◆ **The problem**
Exactly how many lines have the word "xlabel"? Answer with the bare number.

◆ **Entries taken from a collection**
####################
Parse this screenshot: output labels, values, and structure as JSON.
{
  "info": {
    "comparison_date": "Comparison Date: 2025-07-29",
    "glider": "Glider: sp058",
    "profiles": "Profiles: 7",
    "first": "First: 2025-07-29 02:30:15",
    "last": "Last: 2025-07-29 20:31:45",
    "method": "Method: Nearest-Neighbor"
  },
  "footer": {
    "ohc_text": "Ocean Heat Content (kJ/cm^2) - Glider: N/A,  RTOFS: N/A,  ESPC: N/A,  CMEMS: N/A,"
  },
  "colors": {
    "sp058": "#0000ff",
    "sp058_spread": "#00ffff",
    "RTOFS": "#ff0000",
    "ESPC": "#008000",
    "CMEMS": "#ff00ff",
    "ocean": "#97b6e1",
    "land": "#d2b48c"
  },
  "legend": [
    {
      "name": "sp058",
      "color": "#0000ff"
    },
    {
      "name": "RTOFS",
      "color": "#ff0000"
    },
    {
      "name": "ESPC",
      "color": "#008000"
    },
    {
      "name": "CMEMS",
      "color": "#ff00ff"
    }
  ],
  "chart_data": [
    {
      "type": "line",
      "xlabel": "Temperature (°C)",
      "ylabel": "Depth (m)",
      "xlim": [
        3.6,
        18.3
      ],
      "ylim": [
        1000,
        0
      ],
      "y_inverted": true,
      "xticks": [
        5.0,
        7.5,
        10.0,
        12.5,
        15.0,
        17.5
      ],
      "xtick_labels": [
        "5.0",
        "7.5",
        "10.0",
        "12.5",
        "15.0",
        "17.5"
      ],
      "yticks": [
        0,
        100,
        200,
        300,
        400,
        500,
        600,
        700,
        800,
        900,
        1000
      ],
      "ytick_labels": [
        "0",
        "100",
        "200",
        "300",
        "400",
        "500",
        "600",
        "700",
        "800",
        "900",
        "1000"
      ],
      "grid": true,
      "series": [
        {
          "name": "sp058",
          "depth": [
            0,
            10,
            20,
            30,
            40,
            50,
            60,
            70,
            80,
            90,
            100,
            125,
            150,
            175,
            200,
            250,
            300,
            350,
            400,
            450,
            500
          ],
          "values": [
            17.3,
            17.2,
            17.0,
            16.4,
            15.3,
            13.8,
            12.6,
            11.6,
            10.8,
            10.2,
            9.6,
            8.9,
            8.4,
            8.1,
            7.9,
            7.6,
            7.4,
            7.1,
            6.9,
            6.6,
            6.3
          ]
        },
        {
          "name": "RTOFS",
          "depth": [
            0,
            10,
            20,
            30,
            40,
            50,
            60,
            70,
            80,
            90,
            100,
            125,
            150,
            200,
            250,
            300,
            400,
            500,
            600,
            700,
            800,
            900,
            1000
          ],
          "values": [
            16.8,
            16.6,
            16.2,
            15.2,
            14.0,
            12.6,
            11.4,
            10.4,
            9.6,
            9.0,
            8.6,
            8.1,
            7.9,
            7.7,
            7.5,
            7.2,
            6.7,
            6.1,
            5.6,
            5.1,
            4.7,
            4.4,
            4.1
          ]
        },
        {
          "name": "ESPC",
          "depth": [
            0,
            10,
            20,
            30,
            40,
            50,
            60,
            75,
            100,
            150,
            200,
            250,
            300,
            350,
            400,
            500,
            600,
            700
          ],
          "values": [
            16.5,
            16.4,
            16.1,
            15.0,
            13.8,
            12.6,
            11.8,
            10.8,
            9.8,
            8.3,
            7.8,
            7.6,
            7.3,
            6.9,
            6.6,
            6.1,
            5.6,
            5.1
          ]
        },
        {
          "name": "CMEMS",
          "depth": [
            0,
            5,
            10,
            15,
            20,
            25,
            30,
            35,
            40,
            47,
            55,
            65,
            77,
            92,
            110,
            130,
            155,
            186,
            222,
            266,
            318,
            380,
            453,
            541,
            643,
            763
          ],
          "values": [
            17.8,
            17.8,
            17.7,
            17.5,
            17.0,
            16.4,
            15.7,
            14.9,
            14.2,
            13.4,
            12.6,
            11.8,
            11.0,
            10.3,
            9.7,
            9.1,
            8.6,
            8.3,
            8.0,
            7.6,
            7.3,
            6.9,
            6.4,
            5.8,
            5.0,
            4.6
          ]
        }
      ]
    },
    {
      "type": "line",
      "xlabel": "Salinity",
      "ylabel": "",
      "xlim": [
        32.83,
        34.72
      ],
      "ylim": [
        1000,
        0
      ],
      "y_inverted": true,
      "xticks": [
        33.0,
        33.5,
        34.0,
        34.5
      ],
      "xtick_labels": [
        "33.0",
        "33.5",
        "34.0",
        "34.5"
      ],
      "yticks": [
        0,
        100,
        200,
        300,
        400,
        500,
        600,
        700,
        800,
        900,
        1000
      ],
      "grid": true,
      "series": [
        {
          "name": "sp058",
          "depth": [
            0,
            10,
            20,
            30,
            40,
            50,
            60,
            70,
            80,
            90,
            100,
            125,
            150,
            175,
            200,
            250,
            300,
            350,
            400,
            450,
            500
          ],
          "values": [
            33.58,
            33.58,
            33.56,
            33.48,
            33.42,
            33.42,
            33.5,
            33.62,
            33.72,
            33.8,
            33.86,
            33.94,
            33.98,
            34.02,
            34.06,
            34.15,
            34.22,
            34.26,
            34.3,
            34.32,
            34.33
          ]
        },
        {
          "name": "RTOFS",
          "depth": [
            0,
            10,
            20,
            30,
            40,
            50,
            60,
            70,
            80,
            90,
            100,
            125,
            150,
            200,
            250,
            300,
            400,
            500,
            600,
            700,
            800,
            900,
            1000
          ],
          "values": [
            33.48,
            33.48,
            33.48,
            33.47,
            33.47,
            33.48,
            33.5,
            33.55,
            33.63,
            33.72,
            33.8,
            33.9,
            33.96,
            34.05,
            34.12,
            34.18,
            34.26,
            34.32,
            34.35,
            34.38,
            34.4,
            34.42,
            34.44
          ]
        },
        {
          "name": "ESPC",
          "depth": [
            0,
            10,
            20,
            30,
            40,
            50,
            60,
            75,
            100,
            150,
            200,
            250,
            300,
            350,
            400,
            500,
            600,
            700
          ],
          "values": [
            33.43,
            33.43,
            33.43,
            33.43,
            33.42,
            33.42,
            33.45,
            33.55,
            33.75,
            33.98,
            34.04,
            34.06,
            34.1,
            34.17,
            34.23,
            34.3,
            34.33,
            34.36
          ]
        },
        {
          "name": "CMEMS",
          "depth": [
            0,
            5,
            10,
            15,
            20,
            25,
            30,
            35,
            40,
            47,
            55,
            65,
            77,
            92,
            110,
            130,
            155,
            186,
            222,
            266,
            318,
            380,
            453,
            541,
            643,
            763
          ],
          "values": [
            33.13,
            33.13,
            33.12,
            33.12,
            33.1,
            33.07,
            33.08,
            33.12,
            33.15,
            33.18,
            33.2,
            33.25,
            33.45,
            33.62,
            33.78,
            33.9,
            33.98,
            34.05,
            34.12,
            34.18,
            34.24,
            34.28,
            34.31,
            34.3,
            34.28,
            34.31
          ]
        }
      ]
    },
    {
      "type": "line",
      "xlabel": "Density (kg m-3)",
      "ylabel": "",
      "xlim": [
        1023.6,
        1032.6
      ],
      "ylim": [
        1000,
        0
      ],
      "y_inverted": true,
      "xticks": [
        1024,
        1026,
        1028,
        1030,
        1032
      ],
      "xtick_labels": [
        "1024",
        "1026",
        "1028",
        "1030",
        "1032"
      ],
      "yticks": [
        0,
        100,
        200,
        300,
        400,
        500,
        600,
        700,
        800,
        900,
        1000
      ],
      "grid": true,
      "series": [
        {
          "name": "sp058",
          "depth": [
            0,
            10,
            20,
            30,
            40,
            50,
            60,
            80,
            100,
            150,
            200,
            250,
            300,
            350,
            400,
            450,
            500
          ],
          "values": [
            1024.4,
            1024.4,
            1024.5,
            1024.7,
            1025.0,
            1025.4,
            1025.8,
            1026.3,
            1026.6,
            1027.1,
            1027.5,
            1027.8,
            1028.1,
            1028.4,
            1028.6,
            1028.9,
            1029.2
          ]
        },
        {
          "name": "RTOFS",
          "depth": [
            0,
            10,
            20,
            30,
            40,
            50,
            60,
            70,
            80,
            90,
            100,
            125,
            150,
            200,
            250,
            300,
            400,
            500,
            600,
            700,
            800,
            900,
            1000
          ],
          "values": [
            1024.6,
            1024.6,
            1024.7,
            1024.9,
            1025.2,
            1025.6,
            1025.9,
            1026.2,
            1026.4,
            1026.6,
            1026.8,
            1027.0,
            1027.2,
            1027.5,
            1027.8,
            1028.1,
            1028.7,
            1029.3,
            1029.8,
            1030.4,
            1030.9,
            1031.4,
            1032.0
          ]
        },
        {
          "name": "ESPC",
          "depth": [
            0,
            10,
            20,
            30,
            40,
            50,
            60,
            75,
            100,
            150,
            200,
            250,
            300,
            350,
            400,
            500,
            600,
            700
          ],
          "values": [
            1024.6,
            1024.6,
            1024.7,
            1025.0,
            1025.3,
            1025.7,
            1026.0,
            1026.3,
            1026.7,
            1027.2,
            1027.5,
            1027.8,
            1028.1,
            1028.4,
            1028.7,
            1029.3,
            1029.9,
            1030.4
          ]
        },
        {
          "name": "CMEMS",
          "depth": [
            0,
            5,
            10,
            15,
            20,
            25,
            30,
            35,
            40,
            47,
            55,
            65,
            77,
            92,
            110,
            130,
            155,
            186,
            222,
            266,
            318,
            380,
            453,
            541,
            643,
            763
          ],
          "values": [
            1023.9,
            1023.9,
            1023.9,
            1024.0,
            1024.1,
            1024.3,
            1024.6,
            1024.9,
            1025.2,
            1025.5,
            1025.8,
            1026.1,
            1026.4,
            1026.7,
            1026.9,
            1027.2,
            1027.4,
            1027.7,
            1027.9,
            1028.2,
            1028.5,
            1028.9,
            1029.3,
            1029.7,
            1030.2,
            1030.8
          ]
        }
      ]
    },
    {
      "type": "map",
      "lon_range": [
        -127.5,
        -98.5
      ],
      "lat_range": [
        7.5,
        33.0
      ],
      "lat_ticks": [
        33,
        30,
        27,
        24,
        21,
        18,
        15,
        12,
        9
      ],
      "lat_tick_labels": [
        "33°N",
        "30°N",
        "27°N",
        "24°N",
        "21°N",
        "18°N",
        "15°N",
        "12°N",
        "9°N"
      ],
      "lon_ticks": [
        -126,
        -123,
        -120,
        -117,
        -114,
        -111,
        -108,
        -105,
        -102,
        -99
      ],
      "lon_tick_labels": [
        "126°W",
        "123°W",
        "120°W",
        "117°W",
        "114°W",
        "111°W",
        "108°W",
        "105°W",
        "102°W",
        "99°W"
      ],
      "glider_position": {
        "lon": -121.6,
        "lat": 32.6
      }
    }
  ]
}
####################
◆ **Response**
3